+++ Data lines
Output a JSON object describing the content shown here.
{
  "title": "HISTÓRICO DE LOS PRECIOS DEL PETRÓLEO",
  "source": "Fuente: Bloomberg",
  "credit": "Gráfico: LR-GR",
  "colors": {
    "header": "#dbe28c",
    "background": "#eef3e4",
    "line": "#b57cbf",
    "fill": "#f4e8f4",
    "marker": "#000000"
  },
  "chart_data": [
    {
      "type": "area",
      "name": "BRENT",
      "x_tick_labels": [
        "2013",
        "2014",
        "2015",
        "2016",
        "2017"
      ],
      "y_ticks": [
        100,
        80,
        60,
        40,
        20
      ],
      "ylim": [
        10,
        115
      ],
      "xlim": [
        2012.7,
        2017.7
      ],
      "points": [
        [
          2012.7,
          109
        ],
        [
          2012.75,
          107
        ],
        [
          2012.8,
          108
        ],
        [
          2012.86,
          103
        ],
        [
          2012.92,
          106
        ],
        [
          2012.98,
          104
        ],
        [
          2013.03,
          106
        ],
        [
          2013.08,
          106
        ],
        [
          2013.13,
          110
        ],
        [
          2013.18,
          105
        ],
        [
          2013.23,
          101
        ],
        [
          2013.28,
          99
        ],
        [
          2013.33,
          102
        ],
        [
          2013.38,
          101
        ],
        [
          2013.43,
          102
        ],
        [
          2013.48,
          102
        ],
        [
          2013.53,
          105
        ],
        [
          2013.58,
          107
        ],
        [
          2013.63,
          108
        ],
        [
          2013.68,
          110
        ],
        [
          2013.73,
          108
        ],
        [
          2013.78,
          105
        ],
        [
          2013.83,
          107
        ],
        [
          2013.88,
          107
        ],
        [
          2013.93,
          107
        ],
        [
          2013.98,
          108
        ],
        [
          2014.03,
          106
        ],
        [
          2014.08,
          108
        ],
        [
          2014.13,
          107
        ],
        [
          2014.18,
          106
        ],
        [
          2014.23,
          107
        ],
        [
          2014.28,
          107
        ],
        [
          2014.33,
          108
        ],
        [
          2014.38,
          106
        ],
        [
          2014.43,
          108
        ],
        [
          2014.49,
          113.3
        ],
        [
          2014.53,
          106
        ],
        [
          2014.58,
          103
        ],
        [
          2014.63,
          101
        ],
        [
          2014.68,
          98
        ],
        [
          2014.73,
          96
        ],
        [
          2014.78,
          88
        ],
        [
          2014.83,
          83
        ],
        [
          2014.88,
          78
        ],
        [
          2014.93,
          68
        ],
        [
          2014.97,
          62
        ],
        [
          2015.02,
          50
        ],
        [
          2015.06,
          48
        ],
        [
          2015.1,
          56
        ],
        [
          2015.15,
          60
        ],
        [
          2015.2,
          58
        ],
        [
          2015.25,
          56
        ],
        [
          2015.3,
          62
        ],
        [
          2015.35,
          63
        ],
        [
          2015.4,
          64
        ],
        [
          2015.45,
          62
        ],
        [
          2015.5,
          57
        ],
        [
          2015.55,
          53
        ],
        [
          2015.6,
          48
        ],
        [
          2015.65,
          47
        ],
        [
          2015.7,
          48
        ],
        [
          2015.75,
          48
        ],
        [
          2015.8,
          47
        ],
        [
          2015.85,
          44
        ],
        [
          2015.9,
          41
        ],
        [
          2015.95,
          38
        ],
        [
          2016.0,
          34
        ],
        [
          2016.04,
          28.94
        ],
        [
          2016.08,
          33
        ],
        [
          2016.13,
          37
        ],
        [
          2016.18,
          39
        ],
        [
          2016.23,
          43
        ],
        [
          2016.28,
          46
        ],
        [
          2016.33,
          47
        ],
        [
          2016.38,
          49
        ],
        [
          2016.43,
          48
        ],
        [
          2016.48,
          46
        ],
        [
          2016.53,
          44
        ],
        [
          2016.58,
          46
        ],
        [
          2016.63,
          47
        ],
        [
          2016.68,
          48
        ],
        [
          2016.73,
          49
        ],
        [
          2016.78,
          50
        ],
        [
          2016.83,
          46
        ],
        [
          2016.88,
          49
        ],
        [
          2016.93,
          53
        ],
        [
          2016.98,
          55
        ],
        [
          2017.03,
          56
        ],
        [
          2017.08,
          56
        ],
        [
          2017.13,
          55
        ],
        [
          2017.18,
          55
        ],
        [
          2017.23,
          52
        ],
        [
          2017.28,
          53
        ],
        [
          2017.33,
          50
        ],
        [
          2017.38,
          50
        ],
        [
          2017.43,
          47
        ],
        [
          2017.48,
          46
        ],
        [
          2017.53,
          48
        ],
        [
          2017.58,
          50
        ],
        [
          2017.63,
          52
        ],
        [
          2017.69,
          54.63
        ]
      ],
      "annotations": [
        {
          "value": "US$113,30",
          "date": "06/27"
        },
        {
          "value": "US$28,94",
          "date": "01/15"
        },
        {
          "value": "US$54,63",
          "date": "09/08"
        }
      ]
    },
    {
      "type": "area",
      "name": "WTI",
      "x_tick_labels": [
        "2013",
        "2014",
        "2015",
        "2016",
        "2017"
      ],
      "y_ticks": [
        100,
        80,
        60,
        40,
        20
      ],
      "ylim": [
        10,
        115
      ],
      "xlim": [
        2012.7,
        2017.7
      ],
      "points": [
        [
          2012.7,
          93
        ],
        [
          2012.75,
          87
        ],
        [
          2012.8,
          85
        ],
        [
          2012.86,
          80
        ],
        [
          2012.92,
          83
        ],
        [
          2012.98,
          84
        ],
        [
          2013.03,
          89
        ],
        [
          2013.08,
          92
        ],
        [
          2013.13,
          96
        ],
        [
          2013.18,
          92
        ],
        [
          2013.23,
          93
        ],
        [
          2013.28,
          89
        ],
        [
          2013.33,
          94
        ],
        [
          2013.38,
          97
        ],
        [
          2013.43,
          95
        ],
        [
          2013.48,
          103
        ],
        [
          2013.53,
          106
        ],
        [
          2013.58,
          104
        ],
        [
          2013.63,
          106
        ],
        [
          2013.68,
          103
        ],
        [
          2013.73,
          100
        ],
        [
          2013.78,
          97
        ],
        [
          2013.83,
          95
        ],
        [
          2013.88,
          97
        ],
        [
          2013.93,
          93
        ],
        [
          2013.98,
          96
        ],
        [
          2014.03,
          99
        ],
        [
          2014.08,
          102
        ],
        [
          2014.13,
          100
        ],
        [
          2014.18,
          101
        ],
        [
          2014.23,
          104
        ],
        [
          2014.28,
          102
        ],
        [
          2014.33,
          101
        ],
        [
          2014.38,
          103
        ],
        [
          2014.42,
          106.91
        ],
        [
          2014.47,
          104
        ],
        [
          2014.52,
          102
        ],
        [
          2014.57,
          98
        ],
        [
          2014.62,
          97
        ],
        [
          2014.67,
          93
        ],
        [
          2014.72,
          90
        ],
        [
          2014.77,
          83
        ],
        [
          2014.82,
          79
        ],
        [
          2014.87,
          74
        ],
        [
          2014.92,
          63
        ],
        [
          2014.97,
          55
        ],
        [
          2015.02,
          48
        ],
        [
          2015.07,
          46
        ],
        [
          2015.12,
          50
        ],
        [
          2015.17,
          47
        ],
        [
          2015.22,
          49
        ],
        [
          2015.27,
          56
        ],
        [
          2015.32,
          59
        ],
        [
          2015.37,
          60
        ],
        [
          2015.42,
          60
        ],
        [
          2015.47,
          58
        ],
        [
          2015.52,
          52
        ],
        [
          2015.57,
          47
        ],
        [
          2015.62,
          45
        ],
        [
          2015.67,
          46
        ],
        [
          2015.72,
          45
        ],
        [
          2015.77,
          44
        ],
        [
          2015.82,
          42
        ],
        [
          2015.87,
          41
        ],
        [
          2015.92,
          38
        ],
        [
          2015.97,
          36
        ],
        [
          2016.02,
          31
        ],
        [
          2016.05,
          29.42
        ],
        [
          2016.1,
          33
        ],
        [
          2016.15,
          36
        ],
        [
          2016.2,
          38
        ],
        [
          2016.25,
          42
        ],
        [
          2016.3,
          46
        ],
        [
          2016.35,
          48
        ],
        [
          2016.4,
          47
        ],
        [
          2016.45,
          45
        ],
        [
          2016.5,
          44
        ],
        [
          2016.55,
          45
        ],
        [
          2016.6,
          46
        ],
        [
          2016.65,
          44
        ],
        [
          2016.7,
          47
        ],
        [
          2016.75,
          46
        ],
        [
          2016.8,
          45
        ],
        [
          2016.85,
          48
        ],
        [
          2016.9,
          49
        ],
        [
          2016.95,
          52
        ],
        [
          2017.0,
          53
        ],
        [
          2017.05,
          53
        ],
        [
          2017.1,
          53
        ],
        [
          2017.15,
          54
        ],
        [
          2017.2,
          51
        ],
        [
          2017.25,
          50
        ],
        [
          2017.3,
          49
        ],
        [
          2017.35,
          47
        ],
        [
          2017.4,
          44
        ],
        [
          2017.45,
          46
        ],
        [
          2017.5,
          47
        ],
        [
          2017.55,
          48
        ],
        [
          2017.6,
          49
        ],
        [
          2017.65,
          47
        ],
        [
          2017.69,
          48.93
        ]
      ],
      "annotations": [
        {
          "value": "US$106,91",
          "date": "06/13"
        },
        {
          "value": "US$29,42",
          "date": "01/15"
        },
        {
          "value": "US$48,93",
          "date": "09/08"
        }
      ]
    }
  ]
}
++++++
- Challenge: The word "value" may appear on some lines. Report how many lines hold it, giving the number alone.

- Exercise solution: 6